Consigne: Convertissez en tableau Markdown les lignes du matériel qui vont de celle qui contient « project-title[interactable]: THE KOTAVERSE » jusqu'à celle qui contient « scrollbar-thumb[interactable] <box>1388 718 », cette dernière comprise. Donnez au tableau une colonne Numéro pour le rang de chaque ligne et une colonne Ligne pour son texte, sans reprendre les lignes vides.

Matériel fourni:
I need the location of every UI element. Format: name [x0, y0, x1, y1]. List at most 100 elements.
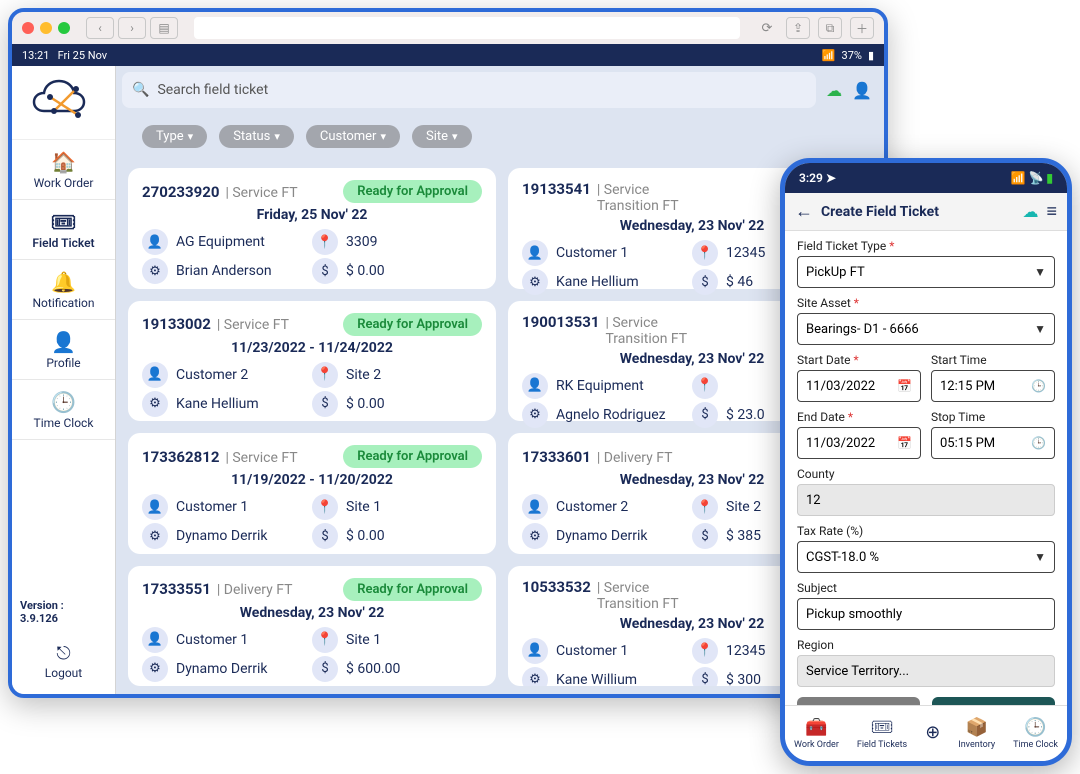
- filter-type[interactable]: Type▾: [142, 125, 207, 148]
- browser-toolbar: ‹ › ▤ ⟳ ⇪ ⧉ ＋: [12, 12, 884, 44]
- sidebar-toggle-icon[interactable]: ▤: [150, 17, 178, 39]
- phone-tab[interactable]: ⊕: [925, 722, 940, 745]
- app-header: 🔍 Search field ticket ☁ 👤: [12, 66, 884, 114]
- user-icon: 👤: [142, 229, 168, 255]
- signal-icon: 📶: [1011, 171, 1026, 185]
- reload-icon[interactable]: ⟳: [756, 17, 778, 39]
- ticket-id: 190013531: [522, 313, 599, 331]
- pin-icon: 📍: [692, 638, 718, 664]
- clock-icon: 🕒: [51, 390, 76, 414]
- gear-icon: ⚙: [142, 258, 168, 284]
- stop-time-input[interactable]: 05:15 PM🕒: [931, 427, 1055, 459]
- sidebar-item-label: Notification: [32, 296, 94, 310]
- minimize-window-icon[interactable]: [40, 22, 52, 34]
- dollar-icon: $: [692, 402, 718, 428]
- sidebar-item-time-clock[interactable]: 🕒Time Clock: [12, 380, 115, 440]
- field-ticket-type-select[interactable]: PickUp FT▼: [797, 256, 1055, 288]
- pin-icon: 📍: [312, 494, 338, 520]
- tab-label: Inventory: [958, 740, 995, 750]
- sidebar-item-work-order[interactable]: 🏠Work Order: [12, 140, 115, 200]
- search-input[interactable]: 🔍 Search field ticket: [122, 72, 816, 108]
- sidebar-item-notification[interactable]: 🔔Notification: [12, 260, 115, 320]
- menu-icon[interactable]: ≡: [1046, 201, 1057, 222]
- field-label: Start Date *: [797, 353, 921, 367]
- filter-status[interactable]: Status▾: [219, 125, 294, 148]
- phone-status-bar: 3:29 ➤ 📶 📡 ▮: [785, 163, 1067, 193]
- ticket-card[interactable]: 19133002 | Service FTReady for Approval1…: [128, 301, 496, 422]
- gear-icon: ⚙: [522, 523, 548, 549]
- chevron-down-icon: ▼: [1034, 265, 1046, 279]
- ticket-date: 11/23/2022 - 11/24/2022: [142, 340, 482, 356]
- field-label: Region: [797, 638, 1055, 652]
- region-input[interactable]: Service Territory...: [797, 655, 1055, 687]
- gear-icon: ⚙: [142, 391, 168, 417]
- sidebar-item-label: Work Order: [34, 176, 94, 190]
- url-bar[interactable]: [194, 17, 740, 39]
- phone-tab[interactable]: 🎟Field Tickets: [857, 717, 907, 750]
- sidebar-item-field-ticket[interactable]: 🎟Field Ticket: [12, 200, 115, 260]
- wifi-icon: 📶: [822, 49, 836, 62]
- dollar-icon: $: [692, 667, 718, 687]
- back-button[interactable]: ←: [795, 201, 813, 222]
- dollar-icon: $: [692, 269, 718, 295]
- dollar-icon: $: [692, 523, 718, 549]
- field-label: Site Asset *: [797, 296, 1055, 310]
- pin-icon: 📍: [692, 373, 718, 399]
- ticket-type: | Service Transition FT: [597, 182, 713, 214]
- tax-rate-select[interactable]: CGST-18.0 %▼: [797, 541, 1055, 573]
- phone-title: Create Field Ticket: [821, 204, 1014, 220]
- new-tab-icon[interactable]: ＋: [850, 17, 874, 39]
- user-menu-icon[interactable]: 👤: [852, 81, 872, 100]
- logout-button[interactable]: ⎋ Logout: [12, 633, 115, 694]
- cloud-sync-icon[interactable]: ☁: [1022, 202, 1038, 221]
- assignee-name: Dynamo Derrik: [176, 661, 268, 677]
- end-date-input[interactable]: 11/03/2022📅: [797, 427, 921, 459]
- share-icon[interactable]: ⇪: [786, 17, 810, 39]
- site-name: Site 1: [346, 632, 381, 648]
- user-icon: 👤: [142, 627, 168, 653]
- back-button[interactable]: ‹: [86, 17, 114, 39]
- window-controls: [22, 22, 70, 34]
- filter-bar: Type▾ Status▾ Customer▾ Site▾: [12, 114, 884, 158]
- phone-tab[interactable]: 🧰Work Order: [794, 717, 839, 750]
- customer-name: Customer 1: [176, 499, 248, 515]
- site-name: 12345: [726, 245, 765, 261]
- subject-input[interactable]: Pickup smoothly: [797, 598, 1055, 630]
- start-time-input[interactable]: 12:15 PM🕒: [931, 370, 1055, 402]
- maximize-window-icon[interactable]: [58, 22, 70, 34]
- phone-tab[interactable]: 📦Inventory: [958, 717, 995, 750]
- location-icon: ➤: [826, 171, 836, 185]
- device-time: 13:21: [22, 49, 49, 62]
- tabs-icon[interactable]: ⧉: [818, 17, 842, 39]
- sidebar-item-profile[interactable]: 👤Profile: [12, 320, 115, 380]
- user-icon: 👤: [522, 240, 548, 266]
- customer-name: Customer 1: [176, 632, 248, 648]
- ticket-type: | Service FT: [217, 317, 289, 333]
- county-input[interactable]: 12: [797, 484, 1055, 516]
- assignee-name: Brian Anderson: [176, 263, 272, 279]
- battery-pct: 37%: [842, 49, 862, 62]
- ticket-id: 10533532: [522, 578, 591, 596]
- version-label: Version : 3.9.126: [12, 591, 115, 633]
- cloud-status-icon[interactable]: ☁: [826, 81, 842, 100]
- field-label: County: [797, 467, 1055, 481]
- close-window-icon[interactable]: [22, 22, 34, 34]
- phone-window: 3:29 ➤ 📶 📡 ▮ ← Create Field Ticket ☁ ≡ F…: [780, 158, 1072, 766]
- ticket-amount: $ 0.00: [346, 528, 385, 544]
- filter-site[interactable]: Site▾: [412, 125, 472, 148]
- tab-label: Time Clock: [1013, 740, 1058, 750]
- ticket-card[interactable]: 270233920 | Service FTReady for Approval…: [128, 168, 496, 289]
- field-label: End Date *: [797, 410, 921, 424]
- customer-name: Customer 1: [556, 245, 628, 261]
- ticket-type: | Delivery FT: [217, 582, 293, 598]
- filter-customer[interactable]: Customer▾: [306, 125, 400, 148]
- ticket-card[interactable]: 173362812 | Service FTReady for Approval…: [128, 433, 496, 554]
- phone-tab[interactable]: 🕒Time Clock: [1013, 717, 1058, 750]
- forward-button[interactable]: ›: [118, 17, 146, 39]
- customer-name: RK Equipment: [556, 378, 644, 394]
- site-asset-select[interactable]: Bearings- D1 - 6666▼: [797, 313, 1055, 345]
- tab-label: Work Order: [794, 740, 839, 750]
- ticket-card[interactable]: 17333551 | Delivery FTReady for Approval…: [128, 566, 496, 687]
- phone-header: ← Create Field Ticket ☁ ≡: [785, 193, 1067, 231]
- start-date-input[interactable]: 11/03/2022📅: [797, 370, 921, 402]
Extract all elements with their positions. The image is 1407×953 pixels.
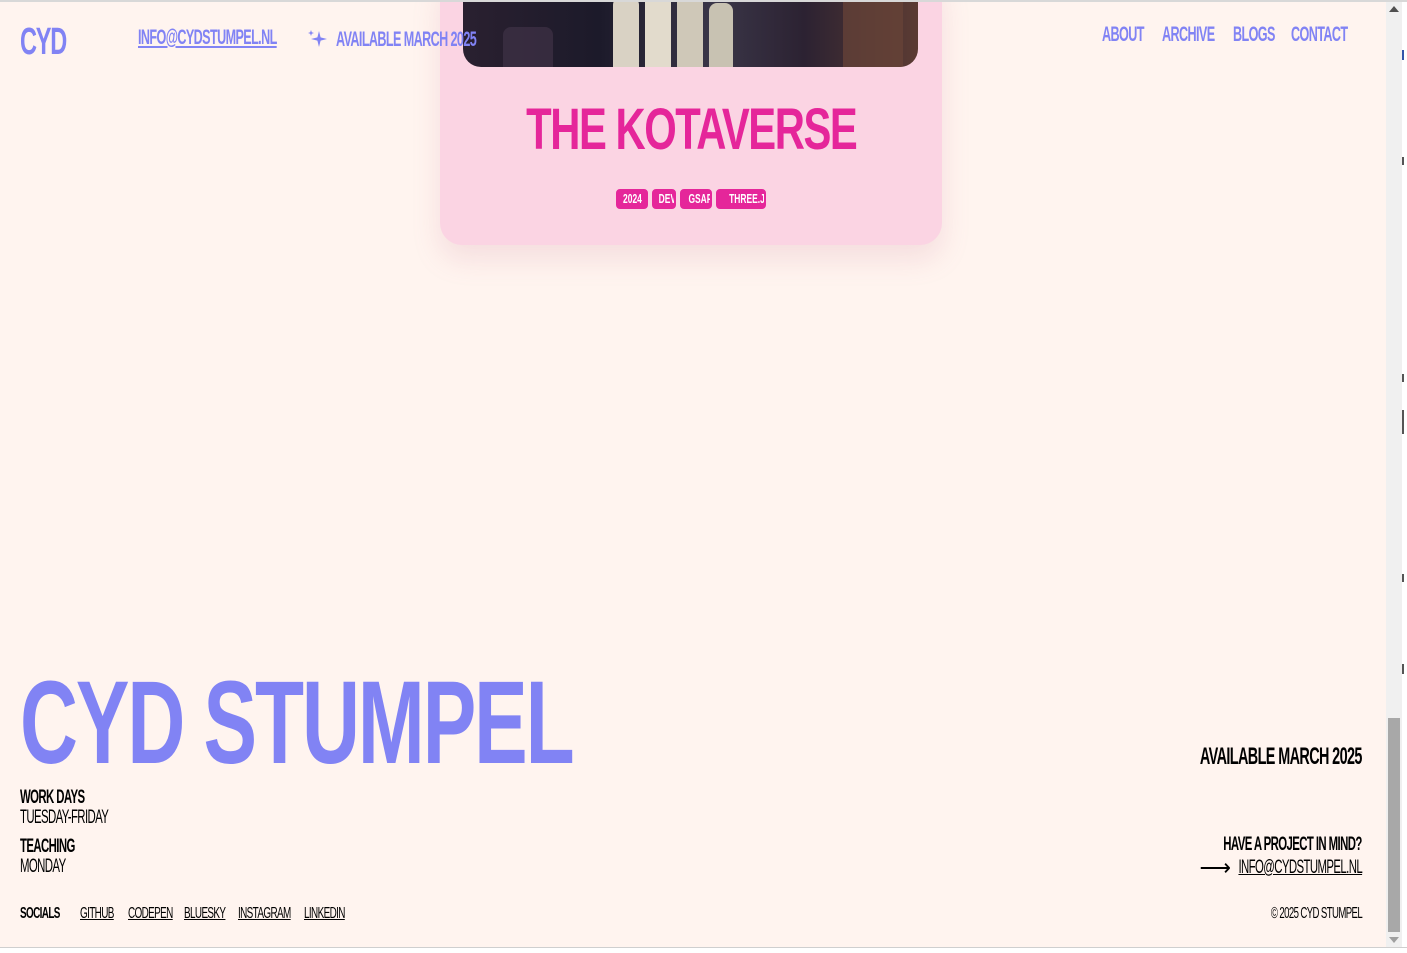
project-title[interactable]: THE KOTAVERSE <box>440 100 942 160</box>
tag-threejs: THREE.JS <box>716 189 766 209</box>
footer-email-link[interactable]: INFO@CYDSTUMPEL.NL <box>1238 857 1362 879</box>
scroll-up-arrow-icon[interactable] <box>1389 6 1399 12</box>
tag-year: 2024 <box>616 189 648 209</box>
edge-artifact <box>1402 157 1404 165</box>
main-nav: ABOUT ARCHIVE BLOGS CONTACT <box>1102 23 1362 47</box>
footer-availability: AVAILABLE MARCH 2025 <box>1200 743 1362 770</box>
project-thumbnail[interactable] <box>463 2 918 67</box>
edge-artifact <box>1402 664 1404 674</box>
nav-about[interactable]: ABOUT <box>1102 23 1144 47</box>
edge-artifact <box>1402 574 1404 582</box>
thumbnail-wall <box>843 2 903 67</box>
page-viewport: THE KOTAVERSE 2024 DEV GSAP THREE.JS CYD… <box>0 2 1386 947</box>
window-bottom-border <box>0 947 1407 953</box>
social-bluesky[interactable]: BLUESKY <box>184 905 226 923</box>
thumbnail-figure <box>613 2 639 67</box>
footer-name: CYD STUMPEL <box>20 657 575 789</box>
social-linkedin[interactable]: LINKEDIN <box>304 905 345 923</box>
nav-contact[interactable]: CONTACT <box>1291 23 1348 47</box>
copyright: © 2025 CYD STUMPEL <box>1270 905 1363 922</box>
thumbnail-figure <box>709 3 733 67</box>
vertical-scrollbar[interactable] <box>1386 2 1402 947</box>
site-logo[interactable]: CYD <box>20 22 67 62</box>
header-email-link[interactable]: INFO@CYDSTUMPEL.NL <box>138 26 277 50</box>
social-github[interactable]: GITHUB <box>80 905 114 923</box>
work-days-value: TUESDAY-FRIDAY <box>20 807 109 828</box>
nav-archive[interactable]: ARCHIVE <box>1162 23 1215 47</box>
social-codepen[interactable]: CODEPEN <box>128 905 173 923</box>
edge-artifact <box>1402 50 1404 60</box>
scrollbar-thumb[interactable] <box>1388 718 1400 932</box>
arrow-right-icon: ⟶ <box>1199 855 1231 880</box>
project-card[interactable]: THE KOTAVERSE 2024 DEV GSAP THREE.JS <box>440 2 942 245</box>
sparkle-icon <box>308 30 327 47</box>
thumbnail-figure <box>645 2 671 67</box>
social-instagram[interactable]: INSTAGRAM <box>238 905 291 923</box>
teaching-label: TEACHING <box>20 836 75 857</box>
footer-email-wrap: INFO@CYDSTUMPEL.NL <box>1237 857 1362 879</box>
thumbnail-figure <box>677 2 703 67</box>
tag-dev: DEV <box>652 189 676 209</box>
edge-artifact <box>1402 410 1404 434</box>
work-days-label: WORK DAYS <box>20 787 85 808</box>
edge-artifact <box>1402 374 1404 382</box>
thumbnail-shadow <box>503 27 553 67</box>
scroll-down-arrow-icon[interactable] <box>1389 937 1399 943</box>
teaching-value: MONDAY <box>20 856 66 877</box>
adjacent-window-edge <box>1402 2 1407 947</box>
footer-contact: ⟶ INFO@CYDSTUMPEL.NL <box>1199 857 1362 879</box>
header-availability: AVAILABLE MARCH 2025 <box>336 28 477 51</box>
tag-gsap: GSAP <box>680 189 712 209</box>
project-question: HAVE A PROJECT IN MIND? <box>1223 834 1363 855</box>
socials-label: SOCIALS <box>20 905 60 922</box>
nav-blogs[interactable]: BLOGS <box>1233 23 1275 47</box>
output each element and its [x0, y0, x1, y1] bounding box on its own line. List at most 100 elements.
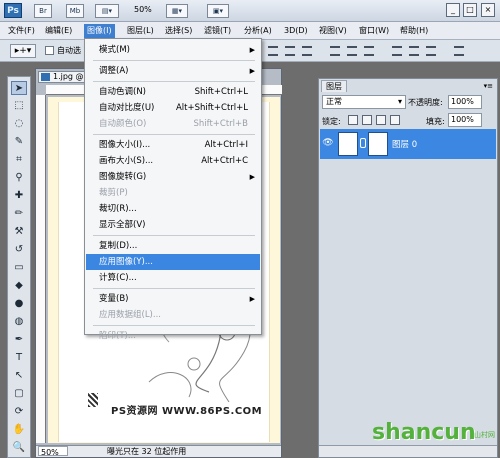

Solution:
| Numéro | Ligne |
|---|---|
| 1 | project-title[interactable]: THE KOTAVERSE <box>440 100 942 160</box> |
| 2 | tag-threejs: THREE.JS <box>716 189 766 209</box> |
| 3 | footer-email-link[interactable]: INFO@CYDSTUMPEL.NL <box>1238 857 1362 879</box> |
| 4 | scroll-up-arrow-icon[interactable] <box>1389 6 1399 12</box> |
| 5 | tag-year: 2024 <box>616 189 648 209</box> |
| 6 | edge-artifact <box>1402 157 1404 165</box> |
| 7 | main-nav: ABOUT ARCHIVE BLOGS CONTACT <box>1102 23 1362 47</box> |
| 8 | footer-availability: AVAILABLE MARCH 2025 <box>1200 743 1362 770</box> |
| 9 | project-thumbnail[interactable] <box>463 2 918 67</box> |
| 10 | edge-artifact <box>1402 664 1404 674</box> |
| 11 | nav-about[interactable]: ABOUT <box>1102 23 1144 47</box> |
| 12 | edge-artifact <box>1402 574 1404 582</box> |
| 13 | thumbnail-wall <box>843 2 903 67</box> |
| 14 | page-viewport: THE KOTAVERSE 2024 DEV GSAP THREE.JS CYD… <box>0 2 1386 947</box> |
| 15 | window-bottom-border <box>0 947 1407 953</box> |
| 16 | social-bluesky[interactable]: BLUESKY <box>184 905 226 923</box> |
| 17 | thumbnail-figure <box>613 2 639 67</box> |
| 18 | footer-name: CYD STUMPEL <box>20 657 575 789</box> |
| 19 | social-linkedin[interactable]: LINKEDIN <box>304 905 345 923</box> |
| 20 | nav-contact[interactable]: CONTACT <box>1291 23 1348 47</box> |
| 21 | copyright: © 2025 CYD STUMPEL <box>1270 905 1363 922</box> |
| 22 | thumbnail-figure <box>709 3 733 67</box> |
| 23 | vertical-scrollbar[interactable] <box>1386 2 1402 947</box> |
| 24 | site-logo[interactable]: CYD <box>20 22 67 62</box> |
| 25 | header-email-link[interactable]: INFO@CYDSTUMPEL.NL <box>138 26 277 50</box> |
| 26 | social-github[interactable]: GITHUB <box>80 905 114 923</box> |
| 27 | work-days-value: TUESDAY-FRIDAY <box>20 807 109 828</box> |
| 28 | nav-archive[interactable]: ARCHIVE <box>1162 23 1215 47</box> |
| 29 | social-codepen[interactable]: CODEPEN <box>128 905 173 923</box> |
| 30 | edge-artifact <box>1402 50 1404 60</box> |
| 31 | scrollbar-thumb[interactable] <box>1388 718 1400 932</box> |